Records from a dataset
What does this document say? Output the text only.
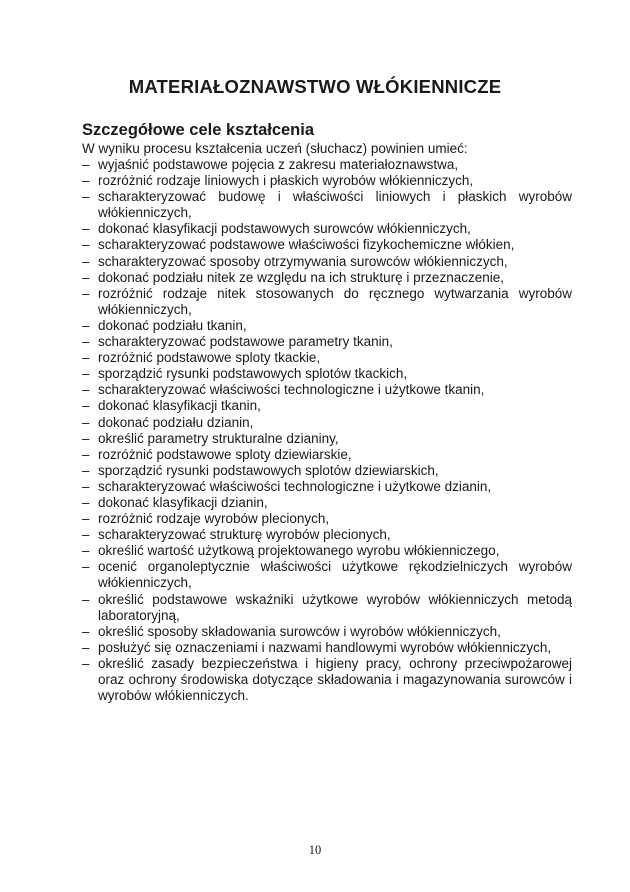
MATERIAŁOZNAWSTWO WŁÓKIENNICZE
Szczegółowe cele kształcenia

W wyniku procesu kształcenia uczeń (słuchacz) powinien umieć:

– wyjaśnić podstawowe pojęcia z zakresu materiałoznawstwa,
– rozróżnić rodzaje liniowych i płaskich wyrobów włókienniczych,
– scharakteryzować budowę i właściwości liniowych i płaskich wyrobów włókienniczych,
– dokonać klasyfikacji podstawowych surowców włókienniczych,
– scharakteryzować podstawowe właściwości fizykochemiczne włókien,
– scharakteryzować sposoby otrzymywania surowców włókienniczych,
– dokonać podziału nitek ze względu na ich strukturę i przeznaczenie,
– rozróżnić rodzaje nitek stosowanych do ręcznego wytwarzania wyrobów włókienniczych,
– dokonać podziału tkanin,
– scharakteryzować podstawowe parametry tkanin,
– rozróżnić podstawowe sploty tkackie,
– sporządzić rysunki podstawowych splotów tkackich,
– scharakteryzować właściwości technologiczne i użytkowe tkanin,
– dokonać klasyfikacji tkanin,
– dokonać podziału dzianin,
– określić parametry strukturalne dzianiny,
– rozróżnić podstawowe sploty dziewiarskie,
– sporządzić rysunki podstawowych splotów dziewiarskich,
– scharakteryzować właściwości technologiczne i użytkowe dzianin,
– dokonać klasyfikacji dzianin,
– rozróżnić rodzaje wyrobów plecionych,
– scharakteryzować strukturę wyrobów plecionych,
– określić wartość użytkową projektowanego wyrobu włókienniczego,
– ocenić organoleptycznie właściwości użytkowe rękodzielniczych wyrobów włókienniczych,
– określić podstawowe wskaźniki użytkowe wyrobów włókienniczych metodą laboratoryjną,
– określić sposoby składowania surowców i wyrobów włókienniczych,
– posłużyć się oznaczeniami i nazwami handlowymi wyrobów włókienniczych,
– określić zasady bezpieczeństwa i higieny pracy, ochrony przeciwpożarowej oraz ochrony środowiska dotyczące składowania i magazynowania surowców i wyrobów włókienniczych.
10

→ **What is needed**:
Reproduce every record above exactly, omitting the pictures.

→ **Exercise output**:
What does this document say? Output the text only.
MATERIAŁOZNAWSTWO WŁÓKIENNICZE
Szczegółowe cele kształcenia

W wyniku procesu kształcenia uczeń (słuchacz) powinien umieć:

– wyjaśnić podstawowe pojęcia z zakresu materiałoznawstwa,
– rozróżnić rodzaje liniowych i płaskich wyrobów włókienniczych,
– scharakteryzować budowę i właściwości liniowych i płaskich wyrobów włókienniczych,
– dokonać klasyfikacji podstawowych surowców włókienniczych,
– scharakteryzować podstawowe właściwości fizykochemiczne włókien,
– scharakteryzować sposoby otrzymywania surowców włókienniczych,
– dokonać podziału nitek ze względu na ich strukturę i przeznaczenie,
– rozróżnić rodzaje nitek stosowanych do ręcznego wytwarzania wyrobów włókienniczych,
– dokonać podziału tkanin,
– scharakteryzować podstawowe parametry tkanin,
– rozróżnić podstawowe sploty tkackie,
– sporządzić rysunki podstawowych splotów tkackich,
– scharakteryzować właściwości technologiczne i użytkowe tkanin,
– dokonać klasyfikacji tkanin,
– dokonać podziału dzianin,
– określić parametry strukturalne dzianiny,
– rozróżnić podstawowe sploty dziewiarskie,
– sporządzić rysunki podstawowych splotów dziewiarskich,
– scharakteryzować właściwości technologiczne i użytkowe dzianin,
– dokonać klasyfikacji dzianin,
– rozróżnić rodzaje wyrobów plecionych,
– scharakteryzować strukturę wyrobów plecionych,
– określić wartość użytkową projektowanego wyrobu włókienniczego,
– ocenić organoleptycznie właściwości użytkowe rękodzielniczych wyrobów włókienniczych,
– określić podstawowe wskaźniki użytkowe wyrobów włókienniczych metodą laboratoryjną,
– określić sposoby składowania surowców i wyrobów włókienniczych,
– posłużyć się oznaczeniami i nazwami handlowymi wyrobów włókienniczych,
– określić zasady bezpieczeństwa i higieny pracy, ochrony przeciwpożarowej oraz ochrony środowiska dotyczące składowania i magazynowania surowców i wyrobów włókienniczych.
10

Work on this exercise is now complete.